● EXTRACTED MATERIAL
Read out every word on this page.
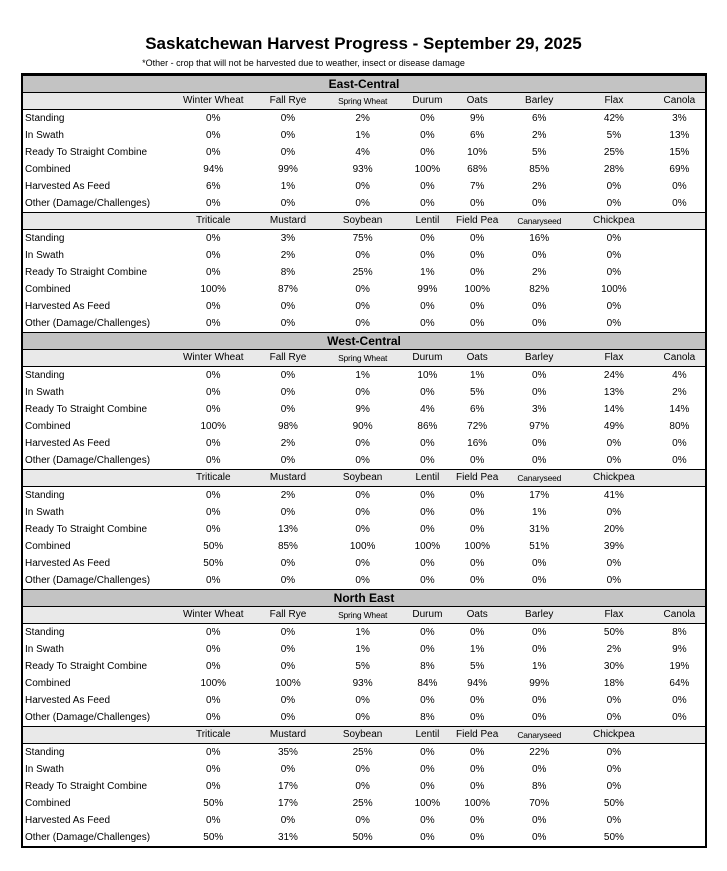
Saskatchewan Harvest Progress - September 29, 2025
*Other - crop that will not be harvested due to weather, insect or disease damage
East-Central
	Winter Wheat	Fall Rye	Spring Wheat	Durum	Oats	Barley	Flax	Canola
Standing	0%	0%	2%	0%	9%	6%	42%	3%
In Swath	0%	0%	1%	0%	6%	2%	5%	13%
Ready To Straight Combine	0%	0%	4%	0%	10%	5%	25%	15%
Combined	94%	99%	93%	100%	68%	85%	28%	69%
Harvested As Feed	6%	1%	0%	0%	7%	2%	0%	0%
Other (Damage/Challenges)	0%	0%	0%	0%	0%	0%	0%	0%
	Triticale	Mustard	Soybean	Lentil	Field Pea	Canaryseed	Chickpea	
Standing	0%	3%	75%	0%	0%	16%	0%	
In Swath	0%	2%	0%	0%	0%	0%	0%	
Ready To Straight Combine	0%	8%	25%	1%	0%	2%	0%	
Combined	100%	87%	0%	99%	100%	82%	100%	
Harvested As Feed	0%	0%	0%	0%	0%	0%	0%	
Other (Damage/Challenges)	0%	0%	0%	0%	0%	0%	0%	
West-Central
	Winter Wheat	Fall Rye	Spring Wheat	Durum	Oats	Barley	Flax	Canola
Standing	0%	0%	1%	10%	1%	0%	24%	4%
In Swath	0%	0%	0%	0%	5%	0%	13%	2%
Ready To Straight Combine	0%	0%	9%	4%	6%	3%	14%	14%
Combined	100%	98%	90%	86%	72%	97%	49%	80%
Harvested As Feed	0%	2%	0%	0%	16%	0%	0%	0%
Other (Damage/Challenges)	0%	0%	0%	0%	0%	0%	0%	0%
	Triticale	Mustard	Soybean	Lentil	Field Pea	Canaryseed	Chickpea	
Standing	0%	2%	0%	0%	0%	17%	41%	
In Swath	0%	0%	0%	0%	0%	1%	0%	
Ready To Straight Combine	0%	13%	0%	0%	0%	31%	20%	
Combined	50%	85%	100%	100%	100%	51%	39%	
Harvested As Feed	50%	0%	0%	0%	0%	0%	0%	
Other (Damage/Challenges)	0%	0%	0%	0%	0%	0%	0%	
North East
	Winter Wheat	Fall Rye	Spring Wheat	Durum	Oats	Barley	Flax	Canola
Standing	0%	0%	1%	0%	0%	0%	50%	8%
In Swath	0%	0%	1%	0%	1%	0%	2%	9%
Ready To Straight Combine	0%	0%	5%	8%	5%	1%	30%	19%
Combined	100%	100%	93%	84%	94%	99%	18%	64%
Harvested As Feed	0%	0%	0%	0%	0%	0%	0%	0%
Other (Damage/Challenges)	0%	0%	0%	8%	0%	0%	0%	0%
	Triticale	Mustard	Soybean	Lentil	Field Pea	Canaryseed	Chickpea	
Standing	0%	35%	25%	0%	0%	22%	0%	
In Swath	0%	0%	0%	0%	0%	0%	0%	
Ready To Straight Combine	0%	17%	0%	0%	0%	8%	0%	
Combined	50%	17%	25%	100%	100%	70%	50%	
Harvested As Feed	0%	0%	0%	0%	0%	0%	0%	
Other (Damage/Challenges)	50%	31%	50%	0%	0%	0%	50%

● GIVEN EXERCISE
Every entry should be returned exactly as written, minus the pictures.

● FULL OUTPUT
Read out every word on this page.
Saskatchewan Harvest Progress - September 29, 2025
*Other - crop that will not be harvested due to weather, insect or disease damage
East-Central
	Winter Wheat	Fall Rye	Spring Wheat	Durum	Oats	Barley	Flax	Canola
Standing	0%	0%	2%	0%	9%	6%	42%	3%
In Swath	0%	0%	1%	0%	6%	2%	5%	13%
Ready To Straight Combine	0%	0%	4%	0%	10%	5%	25%	15%
Combined	94%	99%	93%	100%	68%	85%	28%	69%
Harvested As Feed	6%	1%	0%	0%	7%	2%	0%	0%
Other (Damage/Challenges)	0%	0%	0%	0%	0%	0%	0%	0%
	Triticale	Mustard	Soybean	Lentil	Field Pea	Canaryseed	Chickpea	
Standing	0%	3%	75%	0%	0%	16%	0%	
In Swath	0%	2%	0%	0%	0%	0%	0%	
Ready To Straight Combine	0%	8%	25%	1%	0%	2%	0%	
Combined	100%	87%	0%	99%	100%	82%	100%	
Harvested As Feed	0%	0%	0%	0%	0%	0%	0%	
Other (Damage/Challenges)	0%	0%	0%	0%	0%	0%	0%	
West-Central
	Winter Wheat	Fall Rye	Spring Wheat	Durum	Oats	Barley	Flax	Canola
Standing	0%	0%	1%	10%	1%	0%	24%	4%
In Swath	0%	0%	0%	0%	5%	0%	13%	2%
Ready To Straight Combine	0%	0%	9%	4%	6%	3%	14%	14%
Combined	100%	98%	90%	86%	72%	97%	49%	80%
Harvested As Feed	0%	2%	0%	0%	16%	0%	0%	0%
Other (Damage/Challenges)	0%	0%	0%	0%	0%	0%	0%	0%
	Triticale	Mustard	Soybean	Lentil	Field Pea	Canaryseed	Chickpea	
Standing	0%	2%	0%	0%	0%	17%	41%	
In Swath	0%	0%	0%	0%	0%	1%	0%	
Ready To Straight Combine	0%	13%	0%	0%	0%	31%	20%	
Combined	50%	85%	100%	100%	100%	51%	39%	
Harvested As Feed	50%	0%	0%	0%	0%	0%	0%	
Other (Damage/Challenges)	0%	0%	0%	0%	0%	0%	0%	
North East
	Winter Wheat	Fall Rye	Spring Wheat	Durum	Oats	Barley	Flax	Canola
Standing	0%	0%	1%	0%	0%	0%	50%	8%
In Swath	0%	0%	1%	0%	1%	0%	2%	9%
Ready To Straight Combine	0%	0%	5%	8%	5%	1%	30%	19%
Combined	100%	100%	93%	84%	94%	99%	18%	64%
Harvested As Feed	0%	0%	0%	0%	0%	0%	0%	0%
Other (Damage/Challenges)	0%	0%	0%	8%	0%	0%	0%	0%
	Triticale	Mustard	Soybean	Lentil	Field Pea	Canaryseed	Chickpea	
Standing	0%	35%	25%	0%	0%	22%	0%	
In Swath	0%	0%	0%	0%	0%	0%	0%	
Ready To Straight Combine	0%	17%	0%	0%	0%	8%	0%	
Combined	50%	17%	25%	100%	100%	70%	50%	
Harvested As Feed	0%	0%	0%	0%	0%	0%	0%	
Other (Damage/Challenges)	50%	31%	50%	0%	0%	0%	50%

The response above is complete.